**Material for this task:**
* * *
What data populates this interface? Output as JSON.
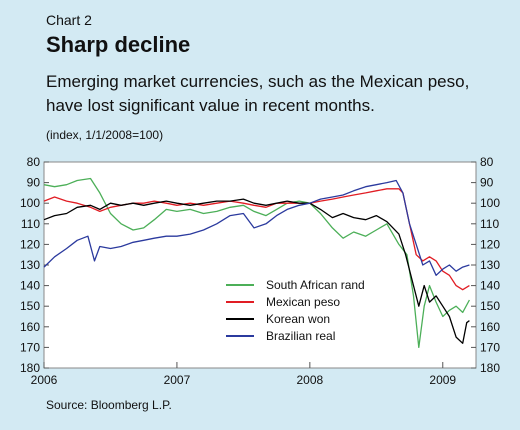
{
  "header": {
    "eyebrow": "Chart 2",
    "title": "Sharp decline",
    "subtitle": "Emerging market currencies, such as the Mexican peso, have lost significant value in recent months.",
    "unit": "(index, 1/1/2008=100)"
  },
  "footer": {
    "source": "Source: Bloomberg L.P."
  },
  "chart_data": {
    "type": "line",
    "ylim": [
      80,
      180
    ],
    "y_axis_inverted": true,
    "yticks": [
      80,
      90,
      100,
      110,
      120,
      130,
      140,
      150,
      160,
      170,
      180
    ],
    "xlim": [
      2006.0,
      2009.25
    ],
    "xticks": [
      2006,
      2007,
      2008,
      2009
    ],
    "xtick_labels": [
      "2006",
      "2007",
      "2008",
      "2009"
    ],
    "grid": false,
    "legend_position": "lower-center",
    "series": [
      {
        "name": "South African rand",
        "color": "#4caf58",
        "points": [
          [
            2006.0,
            91
          ],
          [
            2006.08,
            92
          ],
          [
            2006.17,
            91
          ],
          [
            2006.25,
            89
          ],
          [
            2006.35,
            88
          ],
          [
            2006.42,
            95
          ],
          [
            2006.5,
            105
          ],
          [
            2006.58,
            110
          ],
          [
            2006.67,
            113
          ],
          [
            2006.75,
            112
          ],
          [
            2006.83,
            108
          ],
          [
            2006.92,
            103
          ],
          [
            2007.0,
            104
          ],
          [
            2007.1,
            103
          ],
          [
            2007.2,
            105
          ],
          [
            2007.3,
            104
          ],
          [
            2007.4,
            102
          ],
          [
            2007.5,
            101
          ],
          [
            2007.58,
            104
          ],
          [
            2007.67,
            106
          ],
          [
            2007.75,
            103
          ],
          [
            2007.83,
            100
          ],
          [
            2007.92,
            99
          ],
          [
            2008.0,
            100
          ],
          [
            2008.08,
            105
          ],
          [
            2008.17,
            112
          ],
          [
            2008.25,
            117
          ],
          [
            2008.33,
            114
          ],
          [
            2008.42,
            116
          ],
          [
            2008.5,
            113
          ],
          [
            2008.58,
            110
          ],
          [
            2008.67,
            120
          ],
          [
            2008.73,
            125
          ],
          [
            2008.78,
            145
          ],
          [
            2008.82,
            170
          ],
          [
            2008.86,
            150
          ],
          [
            2008.9,
            140
          ],
          [
            2008.95,
            148
          ],
          [
            2009.0,
            155
          ],
          [
            2009.05,
            152
          ],
          [
            2009.1,
            150
          ],
          [
            2009.15,
            153
          ],
          [
            2009.2,
            147
          ]
        ]
      },
      {
        "name": "Mexican peso",
        "color": "#e11d24",
        "points": [
          [
            2006.0,
            99
          ],
          [
            2006.08,
            97
          ],
          [
            2006.17,
            99
          ],
          [
            2006.25,
            100
          ],
          [
            2006.35,
            102
          ],
          [
            2006.42,
            104
          ],
          [
            2006.5,
            102
          ],
          [
            2006.58,
            101
          ],
          [
            2006.67,
            100
          ],
          [
            2006.75,
            100
          ],
          [
            2006.83,
            99
          ],
          [
            2006.92,
            100
          ],
          [
            2007.0,
            101
          ],
          [
            2007.1,
            100
          ],
          [
            2007.2,
            101
          ],
          [
            2007.3,
            100
          ],
          [
            2007.4,
            99
          ],
          [
            2007.5,
            100
          ],
          [
            2007.58,
            101
          ],
          [
            2007.67,
            102
          ],
          [
            2007.75,
            100
          ],
          [
            2007.83,
            100
          ],
          [
            2007.92,
            100
          ],
          [
            2008.0,
            100
          ],
          [
            2008.08,
            99
          ],
          [
            2008.17,
            98
          ],
          [
            2008.25,
            97
          ],
          [
            2008.33,
            96
          ],
          [
            2008.42,
            95
          ],
          [
            2008.5,
            94
          ],
          [
            2008.58,
            93
          ],
          [
            2008.67,
            93
          ],
          [
            2008.7,
            95
          ],
          [
            2008.75,
            110
          ],
          [
            2008.8,
            125
          ],
          [
            2008.85,
            128
          ],
          [
            2008.9,
            126
          ],
          [
            2008.95,
            128
          ],
          [
            2009.0,
            133
          ],
          [
            2009.05,
            135
          ],
          [
            2009.1,
            140
          ],
          [
            2009.15,
            142
          ],
          [
            2009.2,
            140
          ]
        ]
      },
      {
        "name": "Korean won",
        "color": "#000000",
        "points": [
          [
            2006.0,
            108
          ],
          [
            2006.08,
            106
          ],
          [
            2006.17,
            105
          ],
          [
            2006.25,
            102
          ],
          [
            2006.35,
            101
          ],
          [
            2006.42,
            103
          ],
          [
            2006.5,
            100
          ],
          [
            2006.58,
            101
          ],
          [
            2006.67,
            100
          ],
          [
            2006.75,
            101
          ],
          [
            2006.83,
            100
          ],
          [
            2006.92,
            99
          ],
          [
            2007.0,
            100
          ],
          [
            2007.1,
            101
          ],
          [
            2007.2,
            100
          ],
          [
            2007.3,
            99
          ],
          [
            2007.4,
            99
          ],
          [
            2007.5,
            98
          ],
          [
            2007.58,
            100
          ],
          [
            2007.67,
            101
          ],
          [
            2007.75,
            100
          ],
          [
            2007.83,
            99
          ],
          [
            2007.92,
            100
          ],
          [
            2008.0,
            100
          ],
          [
            2008.08,
            103
          ],
          [
            2008.17,
            107
          ],
          [
            2008.25,
            105
          ],
          [
            2008.33,
            107
          ],
          [
            2008.42,
            108
          ],
          [
            2008.5,
            106
          ],
          [
            2008.58,
            109
          ],
          [
            2008.67,
            115
          ],
          [
            2008.72,
            125
          ],
          [
            2008.78,
            140
          ],
          [
            2008.82,
            150
          ],
          [
            2008.86,
            140
          ],
          [
            2008.9,
            148
          ],
          [
            2008.95,
            145
          ],
          [
            2009.0,
            150
          ],
          [
            2009.05,
            155
          ],
          [
            2009.1,
            165
          ],
          [
            2009.15,
            168
          ],
          [
            2009.18,
            158
          ],
          [
            2009.2,
            157
          ]
        ]
      },
      {
        "name": "Brazilian real",
        "color": "#2b3a9e",
        "points": [
          [
            2006.0,
            131
          ],
          [
            2006.08,
            126
          ],
          [
            2006.17,
            122
          ],
          [
            2006.25,
            118
          ],
          [
            2006.33,
            116
          ],
          [
            2006.38,
            128
          ],
          [
            2006.42,
            121
          ],
          [
            2006.5,
            122
          ],
          [
            2006.58,
            121
          ],
          [
            2006.67,
            119
          ],
          [
            2006.75,
            118
          ],
          [
            2006.83,
            117
          ],
          [
            2006.92,
            116
          ],
          [
            2007.0,
            116
          ],
          [
            2007.1,
            115
          ],
          [
            2007.2,
            113
          ],
          [
            2007.3,
            110
          ],
          [
            2007.4,
            106
          ],
          [
            2007.5,
            105
          ],
          [
            2007.58,
            112
          ],
          [
            2007.67,
            110
          ],
          [
            2007.75,
            106
          ],
          [
            2007.83,
            103
          ],
          [
            2007.92,
            101
          ],
          [
            2008.0,
            100
          ],
          [
            2008.08,
            98
          ],
          [
            2008.17,
            97
          ],
          [
            2008.25,
            96
          ],
          [
            2008.33,
            94
          ],
          [
            2008.42,
            92
          ],
          [
            2008.5,
            91
          ],
          [
            2008.58,
            90
          ],
          [
            2008.65,
            89
          ],
          [
            2008.7,
            95
          ],
          [
            2008.75,
            110
          ],
          [
            2008.8,
            120
          ],
          [
            2008.85,
            130
          ],
          [
            2008.9,
            128
          ],
          [
            2008.95,
            135
          ],
          [
            2009.0,
            132
          ],
          [
            2009.05,
            130
          ],
          [
            2009.1,
            133
          ],
          [
            2009.15,
            131
          ],
          [
            2009.2,
            130
          ]
        ]
      }
    ]
  }
}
* * *
Using the records above, find and show each line with the string "color".

**Solution for this task:**
        "color": "#4caf58",
        "color": "#e11d24",
        "color": "#000000",
        "color": "#2b3a9e",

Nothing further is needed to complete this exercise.